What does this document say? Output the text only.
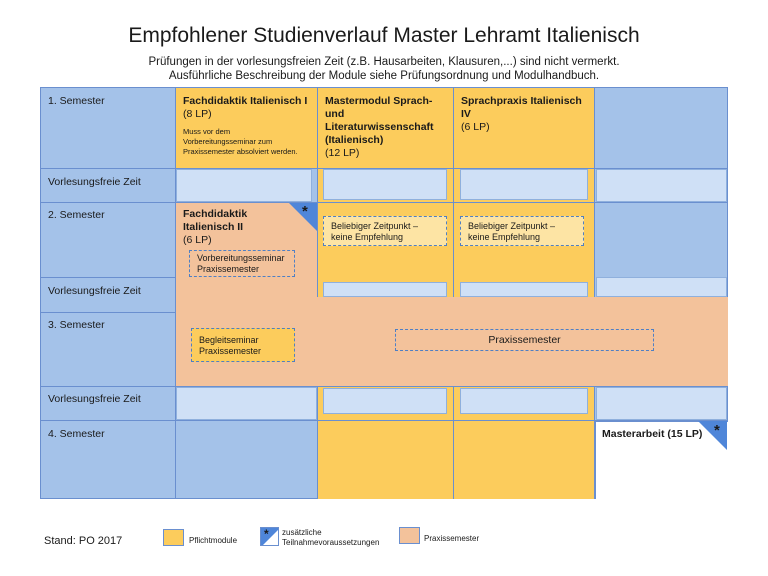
Empfohlener Studienverlauf Master Lehramt Italienisch
Prüfungen in der vorlesungsfreien Zeit (z.B. Hausarbeiten, Klausuren,...) sind nicht vermerkt.
Ausführliche Beschreibung der Module siehe Prüfungsordnung und Modulhandbuch.
1. Semester
Vorlesungsfreie Zeit
2. Semester
Vorlesungsfreie Zeit
3. Semester
Vorlesungsfreie Zeit
4. Semester
Fachdidaktik Italienisch I
(8 LP)
Muss vor dem
Vorbereitungsseminar zum
Praxissemester absolviert werden.
Mastermodul Sprach- und
Literaturwissenschaft
(Italienisch)
(12 LP)
Sprachpraxis Italienisch IV
(6 LP)
Fachdidaktik
Italienisch II
(6 LP)
*
Vorbereitungsseminar
Praxissemester
Beliebiger Zeitpunkt –
keine Empfehlung
Beliebiger Zeitpunkt –
keine Empfehlung
Begleitseminar
Praxissemester
Praxissemester
Masterarbeit (15 LP) *
Stand: PO 2017	Pflichtmodule * zusätzliche
Teilnahmevoraussetzungen	Praxissemester
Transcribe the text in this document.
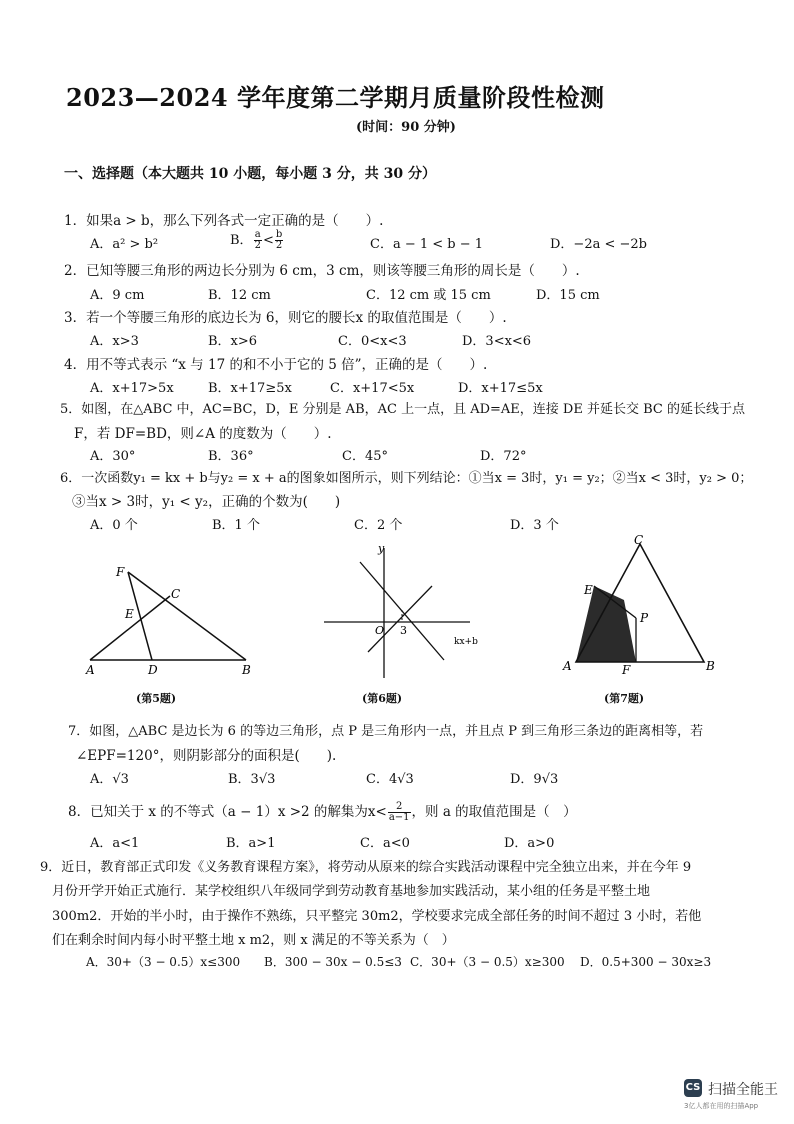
2023—2024 学年度第二学期月质量阶段性检测
(时间：90 分钟)
一、选择题（本大题共 10 小题，每小题 3 分，共 30 分）
1．如果a > b，那么下列各式一定正确的是（　　）.
A．a² > b²	B． $\frac{a}{2} < \frac{b}{2}$	C．a − 1 < b − 1	D．−2a < −2b
2．已知等腰三角形的两边长分别为 6 cm，3 cm，则该等腰三角形的周长是（　　）.
A．9 cm	B．12 cm	C．12 cm 或 15 cm	D．15 cm
3．若一个等腰三角形的底边长为 6，则它的腰长x 的取值范围是（　　）.
A．x>3	B．x>6	C．0<x<3	D．3<x<6
4．用不等式表示 “x 与 17 的和不小于它的 5 倍”，正确的是（　　）.
A．x+17>5x	B．x+17≥5x	C．x+17<5x	D．x+17≤5x
5．如图，在△ABC 中，AC=BC，D，E 分别是 AB，AC 上一点，且 AD=AE，连接 DE 并延长交 BC 的延长线于点
F，若 DF=BD，则∠A 的度数为（　　）.
A．30°	B．36°	C．45°	D．72°
6．一次函数y₁ = kx + b与y₂ = x + a的图象如图所示，则下列结论：①当x = 3时，y₁ = y₂；②当x < 3时，y₂ > 0；
③当x > 3时，y₁ < y₂，正确的个数为(　　)
A．0 个	B．1 个	C．2 个	D．3 个
A	B
C
D
E
F
(第5题)
y
O 3
kx+b
(第6题)
C
A	B
E
P
F
(第7题)
7．如图，△ABC 是边长为 6 的等边三角形，点 P 是三角形内一点，并且点 P 到三角形三条边的距离相等，若
∠EPF=120°，则阴影部分的面积是(　　).
A．√3	B．3√3	C．4√3	D．9√3
8．已知关于 x 的不等式（a − 1）x >2 的解集为$x< \frac{2}{a-1}$ ，则 a 的取值范围是（　）
A．a<1	B．a>1	C．a<0	D．a>0
9．近日，教育部正式印发《义务教育课程方案》，将劳动从原来的综合实践活动课程中完全独立出来，并在今年 9
月份开学开始正式施行．某学校组织八年级同学到劳动教育基地参加实践活动，某小组的任务是平整土地
300m2．开始的半小时，由于操作不熟练，只平整完 30m2，学校要求完成全部任务的时间不超过 3 小时，若他
们在剩余时间内每小时平整土地 x m2，则 x 满足的不等关系为（　）
A．30+（3 − 0.5）x≤300 B．300 − 30x − 0.5≤3 C．30+（3 − 0.5）x≥300 D．0.5+300 − 30x≥3
CS 扫描全能王
3亿人都在用的扫描App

## STATED TASK
State the number of lines that contain the string "的取值范围是", with no other words.

## EXERCISE OUTPUT
2